ENTRIES SUPPLIED:
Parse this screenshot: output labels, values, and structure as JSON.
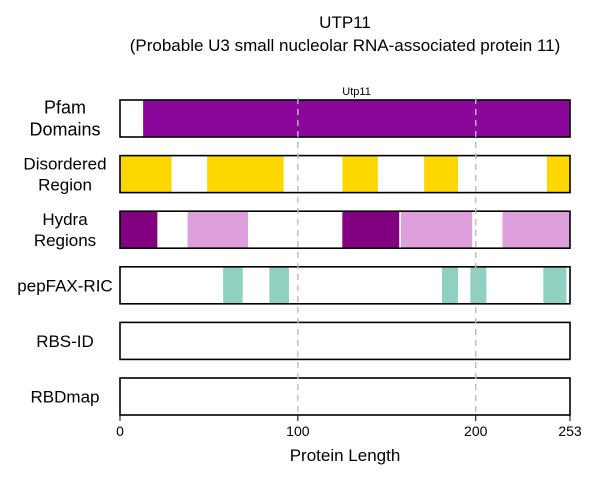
{
  "title_line1": "UTP11",
  "title_line2": "(Probable U3 small nucleolar RNA-associated protein 11)",
  "chart_data": {
    "type": "bar",
    "protein_length": 253,
    "x_range": [
      0,
      253
    ],
    "x_ticks": [
      0,
      100,
      200,
      253
    ],
    "x_label": "Protein Length",
    "vertical_gridlines_at": [
      100,
      200
    ],
    "tracks": [
      {
        "label_lines": [
          "Pfam",
          "Domains"
        ],
        "style": "pfam",
        "segments": [
          {
            "start": 13,
            "end": 253,
            "color": "#8B069B",
            "label": "Utp11"
          }
        ]
      },
      {
        "label_lines": [
          "Disordered",
          "Region"
        ],
        "style": "normal",
        "segments": [
          {
            "start": 0,
            "end": 29,
            "color": "#FFD700"
          },
          {
            "start": 49,
            "end": 92,
            "color": "#FFD700"
          },
          {
            "start": 125,
            "end": 145,
            "color": "#FFD700"
          },
          {
            "start": 171,
            "end": 190,
            "color": "#FFD700"
          },
          {
            "start": 240,
            "end": 253,
            "color": "#FFD700"
          }
        ]
      },
      {
        "label_lines": [
          "Hydra",
          "Regions"
        ],
        "style": "normal",
        "segments": [
          {
            "start": 0,
            "end": 21,
            "color": "#800080"
          },
          {
            "start": 38,
            "end": 72,
            "color": "#DDA0DD"
          },
          {
            "start": 125,
            "end": 157,
            "color": "#800080"
          },
          {
            "start": 158,
            "end": 198,
            "color": "#DDA0DD"
          },
          {
            "start": 215,
            "end": 253,
            "color": "#DDA0DD"
          }
        ]
      },
      {
        "label_lines": [
          "pepFAX-RIC"
        ],
        "style": "normal",
        "segments": [
          {
            "start": 58,
            "end": 69,
            "color": "#8FD1C0"
          },
          {
            "start": 84,
            "end": 95,
            "color": "#8FD1C0"
          },
          {
            "start": 181,
            "end": 190,
            "color": "#8FD1C0"
          },
          {
            "start": 197,
            "end": 206,
            "color": "#8FD1C0"
          },
          {
            "start": 238,
            "end": 251,
            "color": "#8FD1C0"
          }
        ]
      },
      {
        "label_lines": [
          "RBS-ID"
        ],
        "style": "normal",
        "segments": []
      },
      {
        "label_lines": [
          "RBDmap"
        ],
        "style": "normal",
        "segments": []
      }
    ]
  }
}
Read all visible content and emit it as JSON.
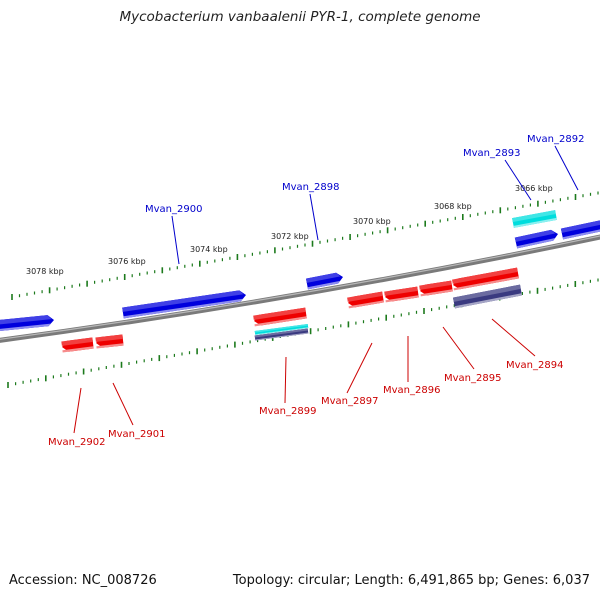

EXERCISE DETAILS: Apart from the pictures, repeat every entry exactly.

RESULT OF THIS EXERCISE:
Parse this screenshot: output labels, values, and structure as JSON.
{
  "title_line1": "UTP11",
  "title_line2": "(Probable U3 small nucleolar RNA-associated protein 11)",
  "chart_data": {
    "type": "bar",
    "protein_length": 253,
    "x_range": [
      0,
      253
    ],
    "x_ticks": [
      0,
      100,
      200,
      253
    ],
    "x_label": "Protein Length",
    "vertical_gridlines_at": [
      100,
      200
    ],
    "tracks": [
      {
        "label_lines": [
          "Pfam",
          "Domains"
        ],
        "style": "pfam",
        "segments": [
          {
            "start": 13,
            "end": 253,
            "color": "#8B069B",
            "label": "Utp11"
          }
        ]
      },
      {
        "label_lines": [
          "Disordered",
          "Region"
        ],
        "style": "normal",
        "segments": [
          {
            "start": 0,
            "end": 29,
            "color": "#FFD700"
          },
          {
            "start": 49,
            "end": 92,
            "color": "#FFD700"
          },
          {
            "start": 125,
            "end": 145,
            "color": "#FFD700"
          },
          {
            "start": 171,
            "end": 190,
            "color": "#FFD700"
          },
          {
            "start": 240,
            "end": 253,
            "color": "#FFD700"
          }
        ]
      },
      {
        "label_lines": [
          "Hydra",
          "Regions"
        ],
        "style": "normal",
        "segments": [
          {
            "start": 0,
            "end": 21,
            "color": "#800080"
          },
          {
            "start": 38,
            "end": 72,
            "color": "#DDA0DD"
          },
          {
            "start": 125,
            "end": 157,
            "color": "#800080"
          },
          {
            "start": 158,
            "end": 198,
            "color": "#DDA0DD"
          },
          {
            "start": 215,
            "end": 253,
            "color": "#DDA0DD"
          }
        ]
      },
      {
        "label_lines": [
          "pepFAX-RIC"
        ],
        "style": "normal",
        "segments": [
          {
            "start": 58,
            "end": 69,
            "color": "#8FD1C0"
          },
          {
            "start": 84,
            "end": 95,
            "color": "#8FD1C0"
          },
          {
            "start": 181,
            "end": 190,
            "color": "#8FD1C0"
          },
          {
            "start": 197,
            "end": 206,
            "color": "#8FD1C0"
          },
          {
            "start": 238,
            "end": 251,
            "color": "#8FD1C0"
          }
        ]
      },
      {
        "label_lines": [
          "RBS-ID"
        ],
        "style": "normal",
        "segments": []
      },
      {
        "label_lines": [
          "RBDmap"
        ],
        "style": "normal",
        "segments": []
      }
    ]
  }
}
Read all visible content and emit it as JSON.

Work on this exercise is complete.